What needs to be done: Print all of the entries exactly, minus the pictures.

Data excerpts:

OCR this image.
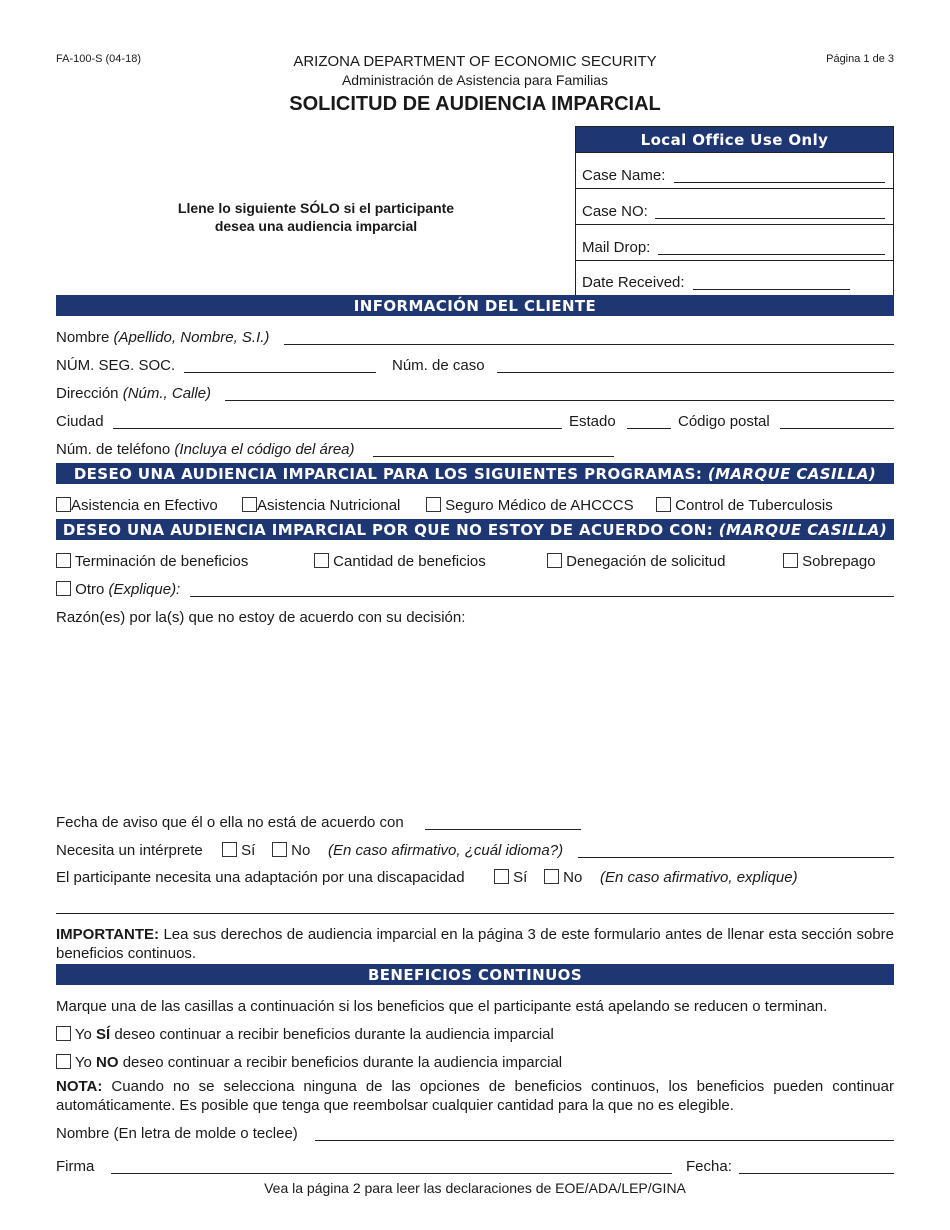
FA-100-S (04-18)	Página 1 de 3
ARIZONA DEPARTMENT OF ECONOMIC SECURITY
Administración de Asistencia para Familias
SOLICITUD DE AUDIENCIA IMPARCIAL
Local Office Use Only
Case Name:
Case NO:
Mail Drop:
Date Received:
Llene lo siguiente SÓLO si el participante
desea una audiencia imparcial
INFORMACIÓN DEL CLIENTE
Nombre (Apellido, Nombre, S.I.)
NÚM. SEG. SOC.	Núm. de caso
Dirección (Núm., Calle)
Ciudad	Estado	Código postal
Núm. de teléfono (Incluya el código del área)
DESEO UNA AUDIENCIA IMPARCIAL PARA LOS SIGUIENTES PROGRAMAS:
(MARQUE CASILLA)
Asistencia en Efectivo	Asistencia Nutricional	Seguro Médico de AHCCCS	Control de Tuberculosis
DESEO UNA AUDIENCIA IMPARCIAL POR QUE NO ESTOY DE ACUERDO CON:
(MARQUE CASILLA)
Terminación de beneficios	Cantidad de beneficios	Denegación de solicitud	Sobrepago
Otro (Explique):
Razón(es) por la(s) que no estoy de acuerdo con su decisión:
Fecha de aviso que él o ella no está de acuerdo con
Necesita un intérprete	Sí	No (En caso afirmativo, ¿cuál idioma?)
El participante necesita una adaptación por una discapacidad	Sí	No (En caso afirmativo, explique)
IMPORTANTE: Lea sus derechos de audiencia imparcial en la página 3 de este formulario antes de llenar esta sección sobre beneficios continuos.
BENEFICIOS CONTINUOS
Marque una de las casillas a continuación si los beneficios que el participante está apelando se reducen o terminan.
Yo SÍ deseo continuar a recibir beneficios durante la audiencia imparcial
Yo NO deseo continuar a recibir beneficios durante la audiencia imparcial
NOTA: Cuando no se selecciona ninguna de las opciones de beneficios continuos, los beneficios pueden continuar automáticamente. Es posible que tenga que reembolsar cualquier cantidad para la que no es elegible.
Nombre (En letra de molde o teclee)
Firma	Fecha:
Vea la página 2 para leer las declaraciones de EOE/ADA/LEP/GINA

Task result:
OCR this image.
FA-100-S (04-18)	Página 1 de 3
ARIZONA DEPARTMENT OF ECONOMIC SECURITY
Administración de Asistencia para Familias
SOLICITUD DE AUDIENCIA IMPARCIAL
Local Office Use Only
Case Name:
Case NO:
Mail Drop:
Date Received:
Llene lo siguiente SÓLO si el participante
desea una audiencia imparcial
INFORMACIÓN DEL CLIENTE
Nombre (Apellido, Nombre, S.I.)
NÚM. SEG. SOC.	Núm. de caso
Dirección (Núm., Calle)
Ciudad	Estado	Código postal
Núm. de teléfono (Incluya el código del área)
DESEO UNA AUDIENCIA IMPARCIAL PARA LOS SIGUIENTES PROGRAMAS:
(MARQUE CASILLA)
Asistencia en Efectivo	Asistencia Nutricional	Seguro Médico de AHCCCS	Control de Tuberculosis
DESEO UNA AUDIENCIA IMPARCIAL POR QUE NO ESTOY DE ACUERDO CON:
(MARQUE CASILLA)
Terminación de beneficios	Cantidad de beneficios	Denegación de solicitud	Sobrepago
Otro (Explique):
Razón(es) por la(s) que no estoy de acuerdo con su decisión:
Fecha de aviso que él o ella no está de acuerdo con
Necesita un intérprete	Sí	No (En caso afirmativo, ¿cuál idioma?)
El participante necesita una adaptación por una discapacidad	Sí	No (En caso afirmativo, explique)
IMPORTANTE: Lea sus derechos de audiencia imparcial en la página 3 de este formulario antes de llenar esta sección sobre beneficios continuos.
BENEFICIOS CONTINUOS
Marque una de las casillas a continuación si los beneficios que el participante está apelando se reducen o terminan.
Yo SÍ deseo continuar a recibir beneficios durante la audiencia imparcial
Yo NO deseo continuar a recibir beneficios durante la audiencia imparcial
NOTA: Cuando no se selecciona ninguna de las opciones de beneficios continuos, los beneficios pueden continuar automáticamente. Es posible que tenga que reembolsar cualquier cantidad para la que no es elegible.
Nombre (En letra de molde o teclee)
Firma	Fecha:
Vea la página 2 para leer las declaraciones de EOE/ADA/LEP/GINA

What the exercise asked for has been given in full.